▶ [EXERCISE TASK]:
Copy each line below that includes "vammaan".

(Entries from a dataset)
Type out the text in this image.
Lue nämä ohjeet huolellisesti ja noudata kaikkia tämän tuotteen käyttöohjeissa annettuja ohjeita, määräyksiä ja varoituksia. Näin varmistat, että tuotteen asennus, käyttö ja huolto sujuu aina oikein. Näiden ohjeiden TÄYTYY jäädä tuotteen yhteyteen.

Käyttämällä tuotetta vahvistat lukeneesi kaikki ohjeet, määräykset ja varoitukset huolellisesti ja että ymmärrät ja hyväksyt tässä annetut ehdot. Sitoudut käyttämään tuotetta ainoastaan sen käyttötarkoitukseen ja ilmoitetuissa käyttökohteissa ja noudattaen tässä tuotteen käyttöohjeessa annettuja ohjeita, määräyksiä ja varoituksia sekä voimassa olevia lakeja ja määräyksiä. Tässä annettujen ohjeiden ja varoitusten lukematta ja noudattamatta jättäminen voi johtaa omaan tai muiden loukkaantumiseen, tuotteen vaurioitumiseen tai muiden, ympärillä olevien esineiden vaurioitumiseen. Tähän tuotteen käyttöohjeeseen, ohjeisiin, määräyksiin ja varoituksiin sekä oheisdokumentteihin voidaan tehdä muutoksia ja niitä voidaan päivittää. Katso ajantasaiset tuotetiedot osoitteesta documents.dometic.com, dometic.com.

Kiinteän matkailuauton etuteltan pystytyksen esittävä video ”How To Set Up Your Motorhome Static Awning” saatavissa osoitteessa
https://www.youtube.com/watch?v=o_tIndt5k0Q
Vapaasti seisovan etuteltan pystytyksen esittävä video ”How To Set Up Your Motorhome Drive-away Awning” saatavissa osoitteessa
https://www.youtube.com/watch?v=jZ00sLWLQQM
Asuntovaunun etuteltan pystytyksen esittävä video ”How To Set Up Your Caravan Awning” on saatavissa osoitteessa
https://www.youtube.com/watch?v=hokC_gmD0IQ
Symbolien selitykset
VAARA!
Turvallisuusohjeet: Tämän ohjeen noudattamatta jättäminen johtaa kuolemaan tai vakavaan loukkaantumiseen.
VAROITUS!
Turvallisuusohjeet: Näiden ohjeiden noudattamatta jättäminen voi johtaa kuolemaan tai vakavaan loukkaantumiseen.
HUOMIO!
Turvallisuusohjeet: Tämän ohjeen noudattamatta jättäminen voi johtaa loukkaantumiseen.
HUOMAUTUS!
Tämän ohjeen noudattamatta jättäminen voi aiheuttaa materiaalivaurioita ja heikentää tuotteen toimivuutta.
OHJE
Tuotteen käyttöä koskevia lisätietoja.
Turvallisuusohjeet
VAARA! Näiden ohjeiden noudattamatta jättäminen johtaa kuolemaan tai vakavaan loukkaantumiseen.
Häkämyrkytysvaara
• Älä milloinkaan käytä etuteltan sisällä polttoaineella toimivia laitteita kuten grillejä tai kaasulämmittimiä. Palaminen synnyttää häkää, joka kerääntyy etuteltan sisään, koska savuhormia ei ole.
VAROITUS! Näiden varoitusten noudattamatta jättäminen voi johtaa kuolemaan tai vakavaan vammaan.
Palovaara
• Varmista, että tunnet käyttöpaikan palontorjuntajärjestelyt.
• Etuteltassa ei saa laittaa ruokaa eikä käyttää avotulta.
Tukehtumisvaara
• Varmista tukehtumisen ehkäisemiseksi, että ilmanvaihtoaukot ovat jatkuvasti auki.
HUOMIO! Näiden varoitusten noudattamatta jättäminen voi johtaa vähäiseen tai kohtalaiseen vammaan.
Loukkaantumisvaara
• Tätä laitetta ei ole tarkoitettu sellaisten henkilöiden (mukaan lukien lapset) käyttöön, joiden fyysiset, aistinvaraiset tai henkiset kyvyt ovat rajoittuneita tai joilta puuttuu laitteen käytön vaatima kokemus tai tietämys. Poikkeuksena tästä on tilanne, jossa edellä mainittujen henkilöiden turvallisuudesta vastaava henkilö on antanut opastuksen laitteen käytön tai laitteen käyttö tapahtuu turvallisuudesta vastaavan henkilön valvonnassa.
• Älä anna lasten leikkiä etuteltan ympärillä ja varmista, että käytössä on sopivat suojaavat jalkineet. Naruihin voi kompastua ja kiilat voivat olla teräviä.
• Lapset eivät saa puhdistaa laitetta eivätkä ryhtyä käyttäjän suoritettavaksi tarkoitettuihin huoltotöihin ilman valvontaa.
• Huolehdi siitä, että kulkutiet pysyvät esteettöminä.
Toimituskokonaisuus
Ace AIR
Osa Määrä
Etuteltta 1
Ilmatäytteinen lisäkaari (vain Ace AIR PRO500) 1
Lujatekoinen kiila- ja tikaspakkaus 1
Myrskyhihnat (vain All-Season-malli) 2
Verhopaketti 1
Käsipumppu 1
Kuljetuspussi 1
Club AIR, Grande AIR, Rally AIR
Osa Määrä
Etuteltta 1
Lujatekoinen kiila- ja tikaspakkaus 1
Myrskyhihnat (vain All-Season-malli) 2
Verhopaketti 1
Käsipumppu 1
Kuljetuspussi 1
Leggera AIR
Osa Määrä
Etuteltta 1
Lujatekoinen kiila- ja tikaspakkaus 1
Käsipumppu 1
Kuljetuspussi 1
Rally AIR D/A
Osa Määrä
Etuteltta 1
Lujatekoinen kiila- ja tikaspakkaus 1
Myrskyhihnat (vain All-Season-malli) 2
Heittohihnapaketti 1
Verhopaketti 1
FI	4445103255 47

▶ [TASK RESPONSE]:
VAROITUS! Näiden varoitusten noudattamatta jättäminen voi johtaa kuolemaan tai vakavaan vammaan.
HUOMIO! Näiden varoitusten noudattamatta jättäminen voi johtaa vähäiseen tai kohtalaiseen vammaan.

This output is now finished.